### Exercise task
Write the next part of the committee hearing transcript on planning and land use, starting right after Lord Borwick agrees that public trust in planning is low.

### Text to read
========================
The idea of a garden city ideal overall—for example, using green belt to directly supply food to the community, which was the original vision, and owning that green belt co-operatively so that you could do that—is not being delivered in the same way, and there is not that kind of level of innovation. The biggest missing issue is stewardship and community involvement in that stewardship. That is the most obvious problem for most of those communities.

Richard Blyth: To come on to planning policy supporting biodiversity, the Environment Act has made a very strong play for the planning system to support biodiversity. I have some reservations about the way it is going about that, which are probably not necessary to say at this particular time, but a lot is being done on the environment.

On green infrastructure, I think there is a difficulty in separating things out. We have biodiversity in one place, then we have flooding in another place. The whole concept of ecosystem services is that land can do lots of things all at the same time. It can help with carbon sequestration, flood relief, maintaining our biodiversity and increasing it. If you separate out one of those things and talk about it in isolation—the way the Environment Act is a bit guilty of doing—the problem then is that the multiple purposes of a piece of land to generate a range of ecosystem services simultaneously are made more complicated because you are focusing on one of them.

There is some very good practice out there. The Building with Nature accreditation scheme is awarded to the very best places, housing schemes and other developments that are delivering green infrastructure and blue infrastructure in its widest sense. That is a voluntary scheme, so obviously people are not obliged to meet those standards. They are very high standards.

If ecosystem services are taken in the round and allied to the particularly important question of delivering nature for people, it is easier through an overarching plan to make sure that these combined benefits flow to nature, people and the climate. It is difficult if you try to focus on one of them and ignore the others.

Q142       Lord Borwick: How effectively does the planning system provide for democratic engagement for land use policy and decision-making? Is there room for improvement? Surely, when planning permission goes in, the room for objections is enormous and the number of objections the previous witnesses were saying was very often from the same group of people regularly objecting to housing developments, so much so that it was implied that they might object to their own houses if that option was given to them. There is a large amount of democratic engagement on the existing planning system. Does it need to be improved?

Dr Hugh Ellis: I will take a leap by daring to say that I think that public trust in planning is at a very low ebb.

Lord Borwick: I think that is true, yes.
========================
### Data section

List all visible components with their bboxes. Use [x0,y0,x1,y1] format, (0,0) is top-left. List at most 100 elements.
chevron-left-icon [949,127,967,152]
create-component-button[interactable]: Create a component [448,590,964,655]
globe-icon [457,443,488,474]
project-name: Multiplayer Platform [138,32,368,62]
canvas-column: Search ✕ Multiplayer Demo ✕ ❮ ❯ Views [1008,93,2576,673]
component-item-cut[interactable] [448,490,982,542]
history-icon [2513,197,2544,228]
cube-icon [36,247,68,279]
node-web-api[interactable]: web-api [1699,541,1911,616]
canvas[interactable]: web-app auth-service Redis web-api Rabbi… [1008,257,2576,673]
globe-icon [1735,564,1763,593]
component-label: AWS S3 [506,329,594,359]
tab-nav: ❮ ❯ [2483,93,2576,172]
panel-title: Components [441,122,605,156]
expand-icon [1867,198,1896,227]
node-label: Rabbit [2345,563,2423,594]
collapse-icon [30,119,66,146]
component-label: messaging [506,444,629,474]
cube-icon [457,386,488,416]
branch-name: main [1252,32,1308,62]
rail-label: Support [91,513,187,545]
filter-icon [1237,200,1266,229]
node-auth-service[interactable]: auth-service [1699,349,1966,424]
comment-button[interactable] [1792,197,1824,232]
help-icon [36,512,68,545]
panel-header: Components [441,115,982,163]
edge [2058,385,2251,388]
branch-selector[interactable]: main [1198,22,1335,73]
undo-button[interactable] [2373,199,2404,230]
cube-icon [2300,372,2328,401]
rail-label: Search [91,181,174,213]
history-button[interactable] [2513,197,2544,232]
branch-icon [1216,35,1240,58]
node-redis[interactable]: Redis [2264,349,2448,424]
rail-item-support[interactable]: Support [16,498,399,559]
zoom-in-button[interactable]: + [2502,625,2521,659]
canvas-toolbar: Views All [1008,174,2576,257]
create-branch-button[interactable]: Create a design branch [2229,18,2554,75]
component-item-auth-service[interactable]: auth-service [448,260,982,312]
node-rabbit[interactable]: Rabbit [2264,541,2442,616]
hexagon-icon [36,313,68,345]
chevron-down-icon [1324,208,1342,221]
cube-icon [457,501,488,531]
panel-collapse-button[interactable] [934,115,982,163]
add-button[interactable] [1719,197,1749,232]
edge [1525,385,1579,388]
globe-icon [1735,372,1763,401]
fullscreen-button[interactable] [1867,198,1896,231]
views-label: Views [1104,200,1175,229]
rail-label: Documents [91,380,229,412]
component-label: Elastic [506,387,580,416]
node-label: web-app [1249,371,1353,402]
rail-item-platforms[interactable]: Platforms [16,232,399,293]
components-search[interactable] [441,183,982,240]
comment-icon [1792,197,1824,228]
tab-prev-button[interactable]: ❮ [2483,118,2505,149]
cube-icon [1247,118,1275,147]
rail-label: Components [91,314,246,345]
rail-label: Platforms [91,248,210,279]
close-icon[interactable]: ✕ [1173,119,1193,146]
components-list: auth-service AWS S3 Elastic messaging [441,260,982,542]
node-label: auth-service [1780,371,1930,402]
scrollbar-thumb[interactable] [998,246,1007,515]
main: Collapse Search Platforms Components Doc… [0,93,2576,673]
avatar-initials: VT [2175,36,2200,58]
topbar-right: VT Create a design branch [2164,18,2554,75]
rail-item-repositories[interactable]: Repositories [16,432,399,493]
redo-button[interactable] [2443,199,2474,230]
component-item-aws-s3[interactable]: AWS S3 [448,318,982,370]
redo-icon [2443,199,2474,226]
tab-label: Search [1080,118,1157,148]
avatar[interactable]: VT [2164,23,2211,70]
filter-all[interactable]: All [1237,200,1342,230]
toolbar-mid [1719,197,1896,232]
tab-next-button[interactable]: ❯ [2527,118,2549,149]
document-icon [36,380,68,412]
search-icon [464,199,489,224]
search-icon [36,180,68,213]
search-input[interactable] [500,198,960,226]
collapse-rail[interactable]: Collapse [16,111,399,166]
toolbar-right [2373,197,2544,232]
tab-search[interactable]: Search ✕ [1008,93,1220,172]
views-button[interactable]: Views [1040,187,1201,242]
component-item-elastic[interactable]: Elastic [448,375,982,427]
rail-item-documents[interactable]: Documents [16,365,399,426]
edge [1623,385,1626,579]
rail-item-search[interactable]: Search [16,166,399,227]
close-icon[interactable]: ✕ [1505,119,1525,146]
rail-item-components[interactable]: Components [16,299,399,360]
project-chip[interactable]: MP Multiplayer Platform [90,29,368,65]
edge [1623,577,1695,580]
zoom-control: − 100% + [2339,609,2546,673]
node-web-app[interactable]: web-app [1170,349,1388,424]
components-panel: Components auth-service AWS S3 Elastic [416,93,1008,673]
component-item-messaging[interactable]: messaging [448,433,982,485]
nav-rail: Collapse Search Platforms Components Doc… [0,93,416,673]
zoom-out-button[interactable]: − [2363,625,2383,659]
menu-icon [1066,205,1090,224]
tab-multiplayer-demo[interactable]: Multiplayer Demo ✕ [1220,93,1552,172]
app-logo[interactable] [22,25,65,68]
========================
### Answer
Dr Hugh Ellis: There is a lot of complexity going on here. There is no doubt that people get frustrated with objecting to housing development. We stand back and look at it is by trying to analyse two things: whether democracy is working and whether people have basic civil rights in the process. From what we see on the ground in the networks that ask us for our advice, there is a deep asymmetry in the system in favour of the development sector, in the sense they have the knowledge base and the access to professional support that most communities do not.

It is true that I have been to communities who do not need my professional support one bit, because they have three retired planning inspectors and a retired barrister and they are doing very nicely. The generality is that communities find it very difficult to involve themselves in the planning process, and that is feeding through into a bitterness about who controls local decision-making.

It is interesting to reflect that there is only one civil right in the entire of the planning process, and that is that if you make an objection to a plan you have to be heard in front of a planning inspector. You have no right to appear at a committee for a planning application. It is a voluntary right. The way the levelling-up Bill is produced is quite clever, because it is lowering the number of rights on development plan documents, not increasing them.

There is an asymmetry there, and it begs the question: why do developers have a right to appeal but communities do not, even when decisions are not made, for example in line with the development plan? When the local authority does that, objectors have no right to appeal that, and developers have a general right to appeal pretty much anything.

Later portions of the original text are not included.